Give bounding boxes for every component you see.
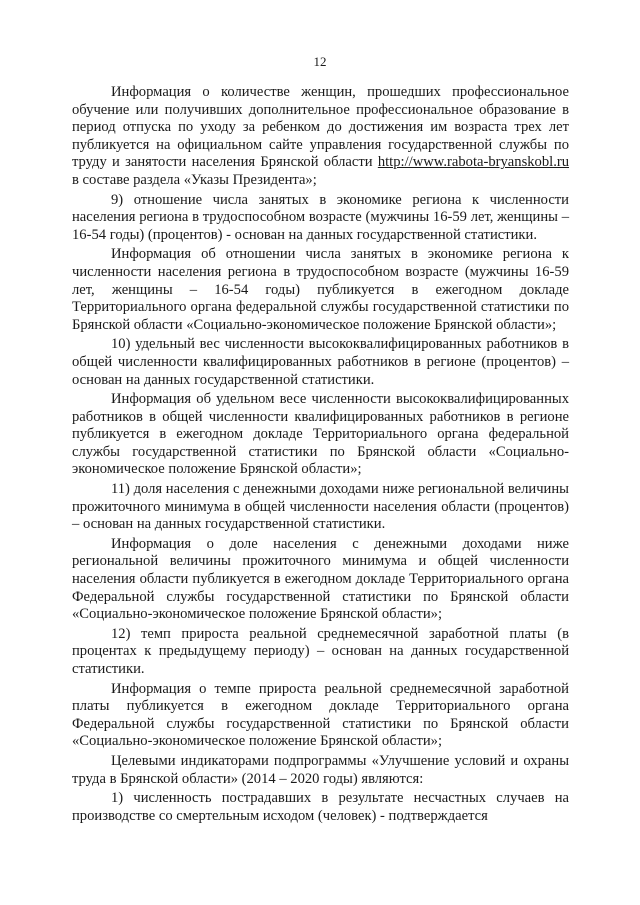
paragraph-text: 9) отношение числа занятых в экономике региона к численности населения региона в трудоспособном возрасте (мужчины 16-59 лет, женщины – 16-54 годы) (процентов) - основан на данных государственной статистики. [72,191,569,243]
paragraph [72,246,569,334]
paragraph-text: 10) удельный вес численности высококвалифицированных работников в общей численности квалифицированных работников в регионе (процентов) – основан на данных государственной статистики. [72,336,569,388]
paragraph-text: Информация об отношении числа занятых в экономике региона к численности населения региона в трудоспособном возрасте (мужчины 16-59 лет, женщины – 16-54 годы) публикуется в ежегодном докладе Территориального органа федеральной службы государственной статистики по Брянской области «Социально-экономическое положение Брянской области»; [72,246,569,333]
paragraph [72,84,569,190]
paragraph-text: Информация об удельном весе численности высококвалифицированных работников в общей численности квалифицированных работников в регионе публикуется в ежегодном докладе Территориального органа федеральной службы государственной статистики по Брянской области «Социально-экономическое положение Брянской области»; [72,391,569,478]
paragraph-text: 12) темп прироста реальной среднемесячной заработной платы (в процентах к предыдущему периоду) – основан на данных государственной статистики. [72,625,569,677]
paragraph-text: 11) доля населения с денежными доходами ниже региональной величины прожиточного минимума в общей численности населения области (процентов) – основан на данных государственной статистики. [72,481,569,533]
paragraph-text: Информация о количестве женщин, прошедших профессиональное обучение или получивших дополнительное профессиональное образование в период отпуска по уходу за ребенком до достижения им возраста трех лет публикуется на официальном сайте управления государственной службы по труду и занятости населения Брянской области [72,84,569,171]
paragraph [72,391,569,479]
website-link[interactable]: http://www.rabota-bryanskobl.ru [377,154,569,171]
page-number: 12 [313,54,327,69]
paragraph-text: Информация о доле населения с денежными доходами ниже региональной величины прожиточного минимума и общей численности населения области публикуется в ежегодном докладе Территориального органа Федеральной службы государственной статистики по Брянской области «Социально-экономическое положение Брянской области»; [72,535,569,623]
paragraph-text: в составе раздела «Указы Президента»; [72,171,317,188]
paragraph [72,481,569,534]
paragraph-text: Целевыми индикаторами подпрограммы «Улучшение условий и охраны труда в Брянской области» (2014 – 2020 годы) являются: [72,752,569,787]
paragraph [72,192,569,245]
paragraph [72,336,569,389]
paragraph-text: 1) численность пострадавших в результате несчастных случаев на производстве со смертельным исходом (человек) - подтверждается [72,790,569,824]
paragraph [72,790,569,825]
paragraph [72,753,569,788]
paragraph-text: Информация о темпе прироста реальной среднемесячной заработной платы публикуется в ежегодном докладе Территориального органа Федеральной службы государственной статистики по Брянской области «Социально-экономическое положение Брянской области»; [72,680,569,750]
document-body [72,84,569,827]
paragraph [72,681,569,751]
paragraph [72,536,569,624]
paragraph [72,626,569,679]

Task prompt:
Rewrite the records above, putting "Орловской области" wherever "Брянской области" appears and leaving everything else unchanged. Omit the pictures from your answer.

In response:
Give bounding boxes for every component you see.
paragraph-text: 9) отношение числа занятых в экономике региона к численности населения региона в трудоспособном возрасте (мужчины 16-59 лет, женщины – 16-54 годы) (процентов) - основан на данных государственной статистики. [72,191,569,243]
paragraph [72,246,569,334]
paragraph-text: 10) удельный вес численности высококвалифицированных работников в общей численности квалифицированных работников в регионе (процентов) – основан на данных государственной статистики. [72,336,569,388]
paragraph-text: Информация об отношении числа занятых в экономике региона к численности населения региона в трудоспособном возрасте (мужчины 16-59 лет, женщины – 16-54 годы) публикуется в ежегодном докладе Территориального органа федеральной службы государственной статистики по Орловской области «Социально-экономическое положение Орловской области»; [72,246,569,333]
paragraph [72,84,569,190]
paragraph-text: Информация об удельном весе численности высококвалифицированных работников в общей численности квалифицированных работников в регионе публикуется в ежегодном докладе Территориального органа федеральной службы государственной статистики по Орловской области «Социально-экономическое положение Орловской области»; [72,391,569,478]
paragraph-text: 12) темп прироста реальной среднемесячной заработной платы (в процентах к предыдущему периоду) – основан на данных государственной статистики. [72,625,569,677]
paragraph-text: 11) доля населения с денежными доходами ниже региональной величины прожиточного минимума в общей численности населения области (процентов) – основан на данных государственной статистики. [72,481,569,533]
paragraph-text: Информация о количестве женщин, прошедших профессиональное обучение или получивших дополнительное профессиональное образование в период отпуска по уходу за ребенком до достижения им возраста трех лет публикуется на официальном сайте управления государственной службы по труду и занятости населения Орловской области [72,84,569,171]
paragraph [72,391,569,479]
website-link[interactable]: http://www.rabota-bryanskobl.ru [377,154,569,171]
page-number: 12 [313,54,327,69]
paragraph-text: Информация о доле населения с денежными доходами ниже региональной величины прожиточного минимума и общей численности населения области публикуется в ежегодном докладе Территориального органа Федеральной службы государственной статистики по Орловской области «Социально-экономическое положение Орловской области»; [72,535,569,623]
paragraph-text: в составе раздела «Указы Президента»; [72,171,317,188]
paragraph [72,481,569,534]
paragraph-text: Целевыми индикаторами подпрограммы «Улучшение условий и охраны труда в Орловской области» (2014 – 2020 годы) являются: [72,752,569,787]
paragraph [72,192,569,245]
paragraph [72,336,569,389]
paragraph-text: 1) численность пострадавших в результате несчастных случаев на производстве со смертельным исходом (человек) - подтверждается [72,790,569,824]
paragraph [72,790,569,825]
paragraph [72,753,569,788]
paragraph-text: Информация о темпе прироста реальной среднемесячной заработной платы публикуется в ежегодном докладе Территориального органа Федеральной службы государственной статистики по Орловской области «Социально-экономическое положение Орловской области»; [72,680,569,750]
document-body [72,84,569,827]
paragraph [72,681,569,751]
paragraph [72,536,569,624]
paragraph [72,626,569,679]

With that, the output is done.